Transcribe the records word for word from the start through the line containing "hero-subtitle: Lorem ipsum", and leave the pictures out.

--- START Input ---

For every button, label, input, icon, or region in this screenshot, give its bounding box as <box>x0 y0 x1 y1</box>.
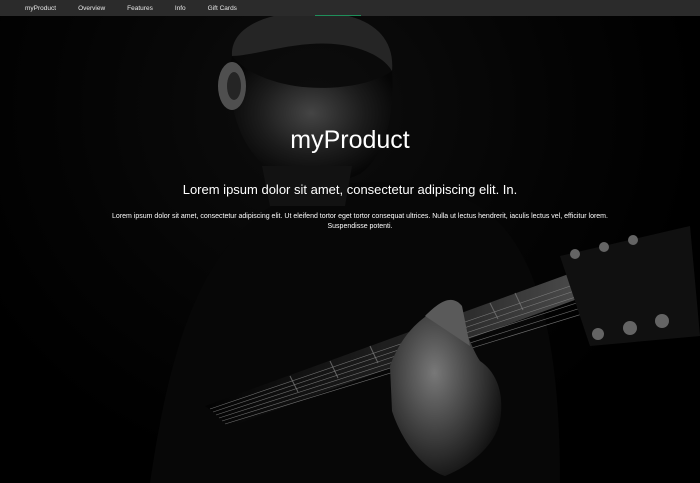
hero-section: myProduct Lorem ipsum dolor sit amet, co… <box>0 16 700 483</box>
hero-subtitle: Lorem ipsum dolor sit amet, consectetur … <box>182 182 518 197</box>
hero-title: myProduct <box>290 126 410 154</box>
hero-body-text: Lorem ipsum dolor sit amet, consectetur … <box>112 213 608 230</box>
nav-item-info[interactable]: Info <box>175 5 186 12</box>
nav-item-gift-cards[interactable]: Gift Cards <box>208 5 237 12</box>
hero-background-image <box>0 16 700 483</box>
nav-brand-link[interactable]: myProduct <box>25 5 56 12</box>
nav-item-overview[interactable]: Overview <box>78 5 105 12</box>
top-navbar: myProduct Overview Features Info Gift Ca… <box>0 0 700 16</box>
nav-item-features[interactable]: Features <box>127 5 153 12</box>
nav-accent-strip <box>315 15 361 16</box>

--- END Input ---

• Result:
For every button, label, input, icon, or region in this screenshot, give its bounding box as <box>x0 y0 x1 y1</box>.
hero-section: myProduct Lorem ipsum dolor sit amet, co… <box>0 16 700 483</box>
hero-subtitle: Lorem ipsum dolor sit amet, consectetur … <box>182 182 518 197</box>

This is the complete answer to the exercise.